• **What to do**: Among these lines, how many include "Atkinsone"? Answer only with the number.

[Some records]
## Start
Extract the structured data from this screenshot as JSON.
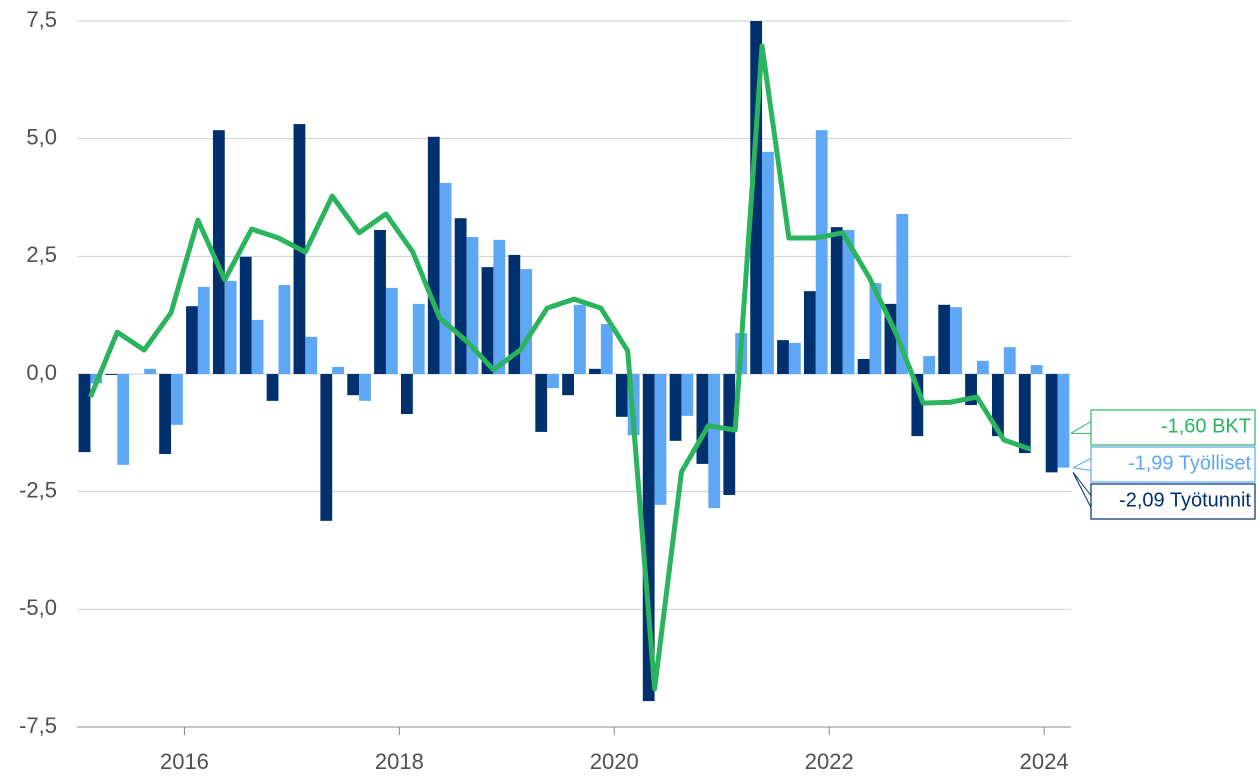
{
  "chart_data": {
    "type": "bar-line",
    "categories": [
      null,
      null,
      null,
      null,
      null,
      null,
      null,
      null,
      null,
      null,
      null,
      null,
      null,
      null,
      null,
      null,
      null,
      null,
      null,
      null,
      null,
      null,
      null,
      null,
      null,
      null,
      null,
      null,
      null,
      null,
      null,
      null,
      null,
      null,
      null,
      null,
      null
    ],
    "xlim": [
      2015,
      2024.25
    ],
    "xticks": [
      2016,
      2018,
      2020,
      2022,
      2024
    ],
    "ylim": [
      -7.5,
      7.5
    ],
    "yticks": [
      {
        "value": 7.5,
        "label": "7,5"
      },
      {
        "value": 5,
        "label": "5,0"
      },
      {
        "value": 2.5,
        "label": "2,5"
      },
      {
        "value": 0,
        "label": "0,0"
      },
      {
        "value": -2.5,
        "label": "-2,5"
      },
      {
        "value": -5,
        "label": "-5,0"
      },
      {
        "value": -7.5,
        "label": "-7,5"
      }
    ],
    "grid": true,
    "series": [
      {
        "name": "Työtunnit",
        "kind": "bar",
        "color": "#00306e",
        "values": [
          -1.66,
          -0.02,
          0,
          -1.7,
          1.44,
          5.18,
          2.49,
          -0.57,
          5.31,
          -3.12,
          -0.45,
          3.06,
          -0.85,
          5.04,
          3.31,
          2.27,
          2.53,
          -1.23,
          -0.45,
          0.11,
          -0.91,
          -6.95,
          -1.42,
          -1.91,
          -2.57,
          7.5,
          0.72,
          1.76,
          3.12,
          0.32,
          1.49,
          -1.32,
          1.47,
          -0.66,
          -1.32,
          -1.68,
          -2.09
        ],
        "value_labels": [
          null,
          null,
          null,
          null,
          null,
          null,
          null,
          null,
          null,
          null,
          null,
          null,
          null,
          null,
          null,
          null,
          null,
          null,
          null,
          null,
          null,
          null,
          null,
          null,
          null,
          null,
          null,
          null,
          null,
          null,
          null,
          null,
          null,
          null,
          null,
          null,
          "-2,09"
        ]
      },
      {
        "name": "Työlliset",
        "kind": "bar",
        "color": "#5ea7f5",
        "values": [
          -0.2,
          -1.93,
          0.11,
          -1.08,
          1.85,
          1.98,
          1.15,
          1.89,
          0.79,
          0.15,
          -0.57,
          1.83,
          1.49,
          4.06,
          2.91,
          2.85,
          2.23,
          -0.3,
          1.47,
          1.06,
          -1.3,
          -2.78,
          -0.89,
          -2.85,
          0.87,
          4.72,
          0.66,
          5.18,
          3.06,
          1.93,
          3.4,
          0.38,
          1.42,
          0.28,
          0.57,
          0.19,
          -1.99
        ],
        "value_labels": [
          null,
          null,
          null,
          null,
          null,
          null,
          null,
          null,
          null,
          null,
          null,
          null,
          null,
          null,
          null,
          null,
          null,
          null,
          null,
          null,
          null,
          null,
          null,
          null,
          null,
          null,
          null,
          null,
          null,
          null,
          null,
          null,
          null,
          null,
          null,
          null,
          "-1,99"
        ]
      },
      {
        "name": "BKT",
        "kind": "line",
        "color": "#2ab45e",
        "values": [
          -0.49,
          0.89,
          0.51,
          1.3,
          3.27,
          2.0,
          3.08,
          2.89,
          2.59,
          3.78,
          3.0,
          3.4,
          2.59,
          1.19,
          0.7,
          0.09,
          0.51,
          1.4,
          1.59,
          1.4,
          0.49,
          -6.69,
          -2.08,
          -1.1,
          -1.19,
          6.97,
          2.89,
          2.89,
          3.0,
          2.04,
          0.85,
          -0.62,
          -0.6,
          -0.49,
          -1.4,
          -1.6,
          null
        ],
        "value_labels": [
          null,
          null,
          null,
          null,
          null,
          null,
          null,
          null,
          null,
          null,
          null,
          null,
          null,
          null,
          null,
          null,
          null,
          null,
          null,
          null,
          null,
          null,
          null,
          null,
          null,
          null,
          null,
          null,
          null,
          null,
          null,
          null,
          null,
          null,
          null,
          "-1,60",
          null
        ]
      }
    ]
  }
}
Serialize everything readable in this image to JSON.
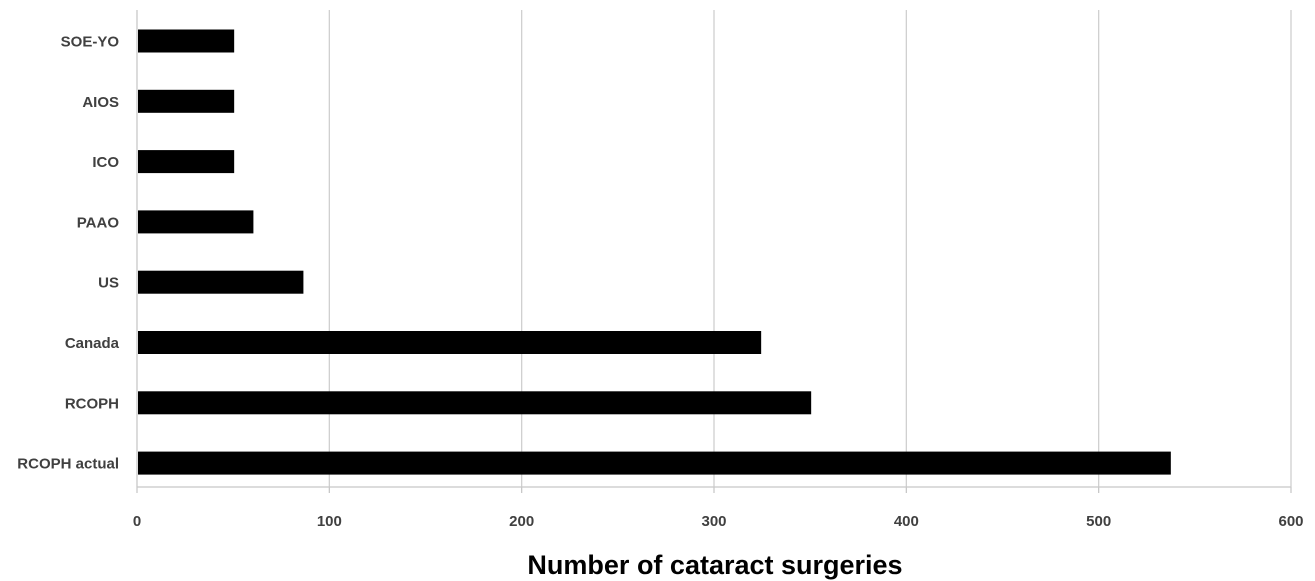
{
  "chart_data": {
    "type": "bar",
    "orientation": "horizontal",
    "categories": [
      "SOE-YO",
      "AIOS",
      "ICO",
      "PAAO",
      "US",
      "Canada",
      "RCOPH",
      "RCOPH actual"
    ],
    "values": [
      50,
      50,
      50,
      60,
      86,
      324,
      350,
      537
    ],
    "xlabel": "Number of cataract surgeries",
    "ylabel": "",
    "xlim": [
      0,
      600
    ],
    "xticks": [
      0,
      100,
      200,
      300,
      400,
      500,
      600
    ],
    "grid": "vertical",
    "legend": "none",
    "bar_color": "#000000"
  }
}
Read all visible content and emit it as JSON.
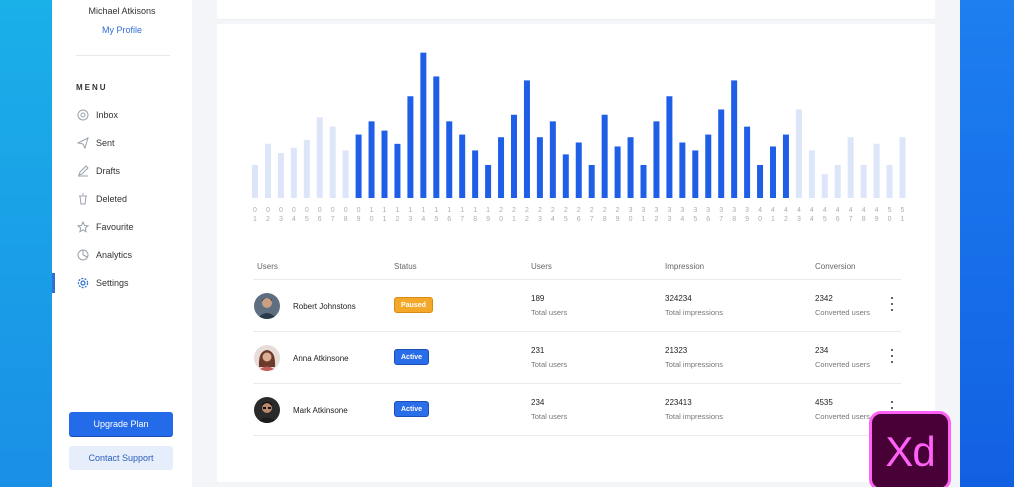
{
  "profile": {
    "name": "Michael Atkisons",
    "link": "My Profile"
  },
  "menu": {
    "title": "MENU",
    "items": [
      {
        "label": "Inbox",
        "icon": "at-icon"
      },
      {
        "label": "Sent",
        "icon": "send-icon"
      },
      {
        "label": "Drafts",
        "icon": "pencil-icon"
      },
      {
        "label": "Deleted",
        "icon": "trash-icon"
      },
      {
        "label": "Favourite",
        "icon": "star-icon"
      },
      {
        "label": "Analytics",
        "icon": "pie-icon"
      },
      {
        "label": "Settings",
        "icon": "gear-icon",
        "active": true
      }
    ]
  },
  "buttons": {
    "upgrade": "Upgrade Plan",
    "support": "Contact Support"
  },
  "chart_data": {
    "type": "bar",
    "categories": [
      "01",
      "02",
      "03",
      "04",
      "05",
      "06",
      "07",
      "08",
      "09",
      "10",
      "11",
      "12",
      "13",
      "14",
      "15",
      "16",
      "17",
      "18",
      "19",
      "20",
      "21",
      "22",
      "23",
      "24",
      "25",
      "26",
      "27",
      "28",
      "29",
      "30",
      "31",
      "32",
      "33",
      "34",
      "35",
      "36",
      "37",
      "38",
      "39",
      "40",
      "41",
      "42",
      "43",
      "44",
      "45",
      "46",
      "47",
      "48",
      "49",
      "50",
      "51"
    ],
    "values": [
      25,
      41,
      34,
      38,
      44,
      61,
      54,
      36,
      48,
      58,
      51,
      41,
      77,
      110,
      92,
      58,
      48,
      36,
      25,
      46,
      63,
      89,
      46,
      58,
      33,
      42,
      25,
      63,
      39,
      46,
      25,
      58,
      77,
      42,
      36,
      48,
      67,
      89,
      54,
      25,
      39,
      48,
      67,
      36,
      18,
      25,
      46,
      25,
      41,
      25,
      46
    ],
    "highlight_range": [
      "09",
      "42"
    ],
    "colors": {
      "active": "#1f5fe8",
      "muted": "#dce6f8"
    }
  },
  "table": {
    "headers": [
      "Users",
      "Status",
      "Users",
      "Impression",
      "Conversion"
    ],
    "rows": [
      {
        "name": "Robert Johnstons",
        "status": "Paused",
        "users": "189",
        "users_sub": "Total users",
        "impressions": "324234",
        "impressions_sub": "Total impressions",
        "conversion": "2342",
        "conversion_sub": "Converted users"
      },
      {
        "name": "Anna Atkinsone",
        "status": "Active",
        "users": "231",
        "users_sub": "Total users",
        "impressions": "21323",
        "impressions_sub": "Total impressions",
        "conversion": "234",
        "conversion_sub": "Converted users"
      },
      {
        "name": "Mark Atkinsone",
        "status": "Active",
        "users": "234",
        "users_sub": "Total users",
        "impressions": "223413",
        "impressions_sub": "Total impressions",
        "conversion": "4535",
        "conversion_sub": "Converted users"
      }
    ]
  },
  "badge_logo": {
    "text": "Xd"
  }
}
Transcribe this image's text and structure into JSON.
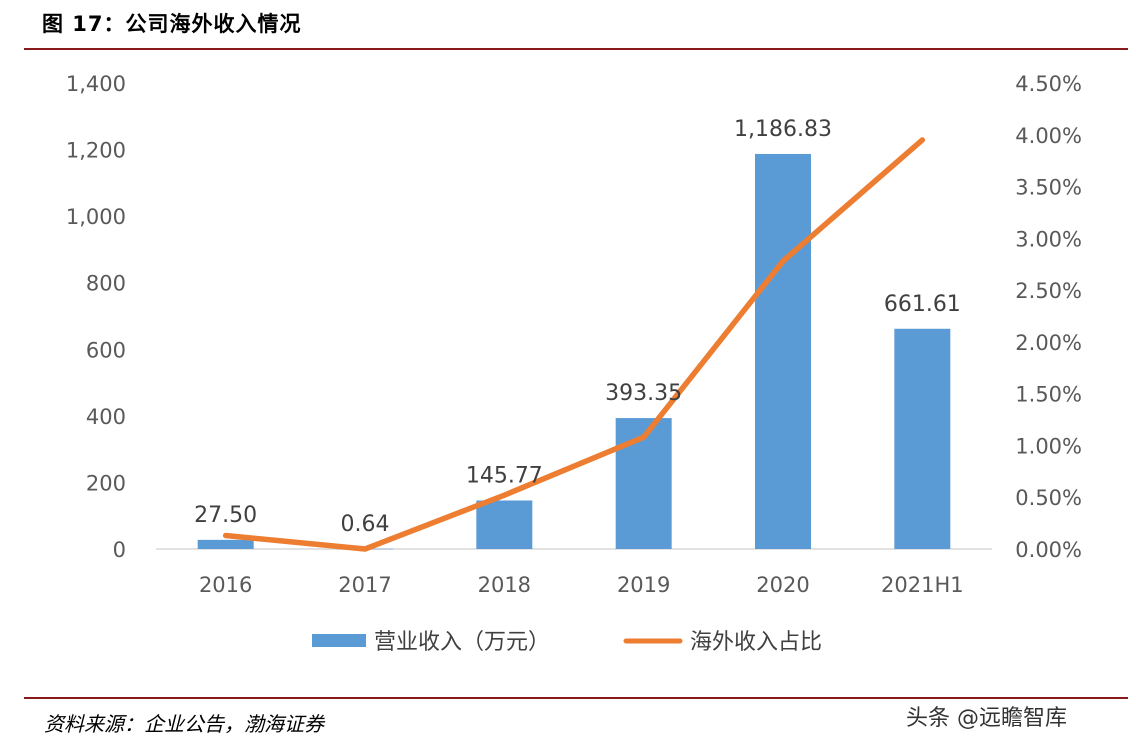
{
  "figure": {
    "title": "图 17：公司海外收入情况",
    "source": "资料来源：企业公告，渤海证券",
    "watermark": "头条 @远瞻智库"
  },
  "colors": {
    "bar": "#5b9bd5",
    "line": "#ed7d31",
    "rule": "#8b1a1a",
    "axis_text": "#595959",
    "baseline": "#d9d9d9"
  },
  "chart_data": {
    "type": "bar",
    "title": "",
    "xlabel": "",
    "ylabel": "",
    "categories": [
      "2016",
      "2017",
      "2018",
      "2019",
      "2020",
      "2021H1"
    ],
    "ylim": [
      0,
      1400
    ],
    "y_ticks": [
      0,
      200,
      400,
      600,
      800,
      1000,
      1200,
      1400
    ],
    "y_tick_labels": [
      "0",
      "200",
      "400",
      "600",
      "800",
      "1,000",
      "1,200",
      "1,400"
    ],
    "y2lim": [
      0,
      0.045
    ],
    "y2_ticks": [
      0,
      0.005,
      0.01,
      0.015,
      0.02,
      0.025,
      0.03,
      0.035,
      0.04,
      0.045
    ],
    "y2_tick_labels": [
      "0.00%",
      "0.50%",
      "1.00%",
      "1.50%",
      "2.00%",
      "2.50%",
      "3.00%",
      "3.50%",
      "4.00%",
      "4.50%"
    ],
    "grid": false,
    "legend_position": "bottom",
    "series": [
      {
        "name": "营业收入（万元）",
        "type": "bar",
        "axis": "left",
        "values": [
          27.5,
          0.64,
          145.77,
          393.35,
          1186.83,
          661.61
        ],
        "data_labels": [
          "27.50",
          "0.64",
          "145.77",
          "393.35",
          "1,186.83",
          "661.61"
        ]
      },
      {
        "name": "海外收入占比",
        "type": "line",
        "axis": "right",
        "values": [
          0.0013,
          0.0,
          0.0052,
          0.0108,
          0.0278,
          0.0395
        ]
      }
    ]
  }
}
## End
• **Finished task**: 2